* _Prompt_:
Copy the lines below as they are; omit the images they contain.

* _Entries from a dataset_:
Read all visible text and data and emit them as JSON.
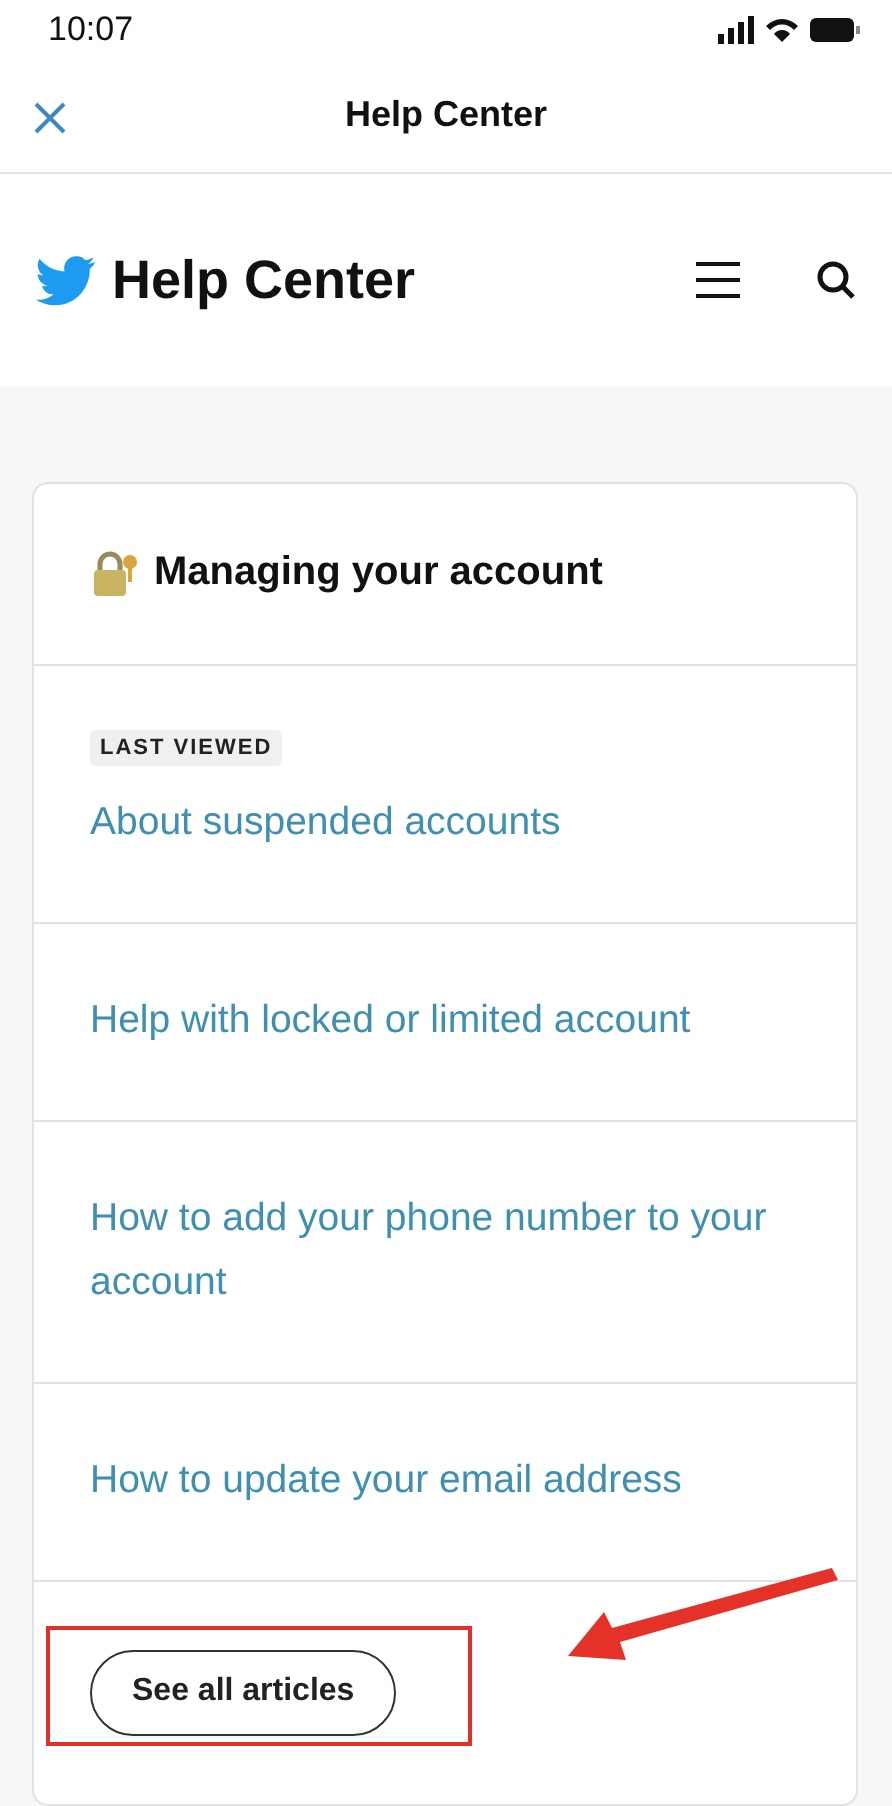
{
  "status_bar": {
    "time": "10:07"
  },
  "nav_bar": {
    "title": "Help Center"
  },
  "header": {
    "title": "Help Center"
  },
  "card": {
    "title": "Managing your account",
    "articles": [
      {
        "title": "About suspended accounts",
        "badge": "LAST VIEWED"
      },
      {
        "title": "Help with locked or limited account"
      },
      {
        "title": "How to add your phone number to your account"
      },
      {
        "title": "How to update your email address"
      }
    ],
    "button": "See all articles"
  }
}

* _Response_:
Read all visible text and data and emit them as JSON.
{
  "status_bar": {
    "time": "10:07"
  },
  "nav_bar": {
    "title": "Help Center"
  },
  "header": {
    "title": "Help Center"
  },
  "card": {
    "title": "Managing your account",
    "articles": [
      {
        "title": "About suspended accounts",
        "badge": "LAST VIEWED"
      },
      {
        "title": "Help with locked or limited account"
      },
      {
        "title": "How to add your phone number to your account"
      },
      {
        "title": "How to update your email address"
      }
    ],
    "button": "See all articles"
  }
}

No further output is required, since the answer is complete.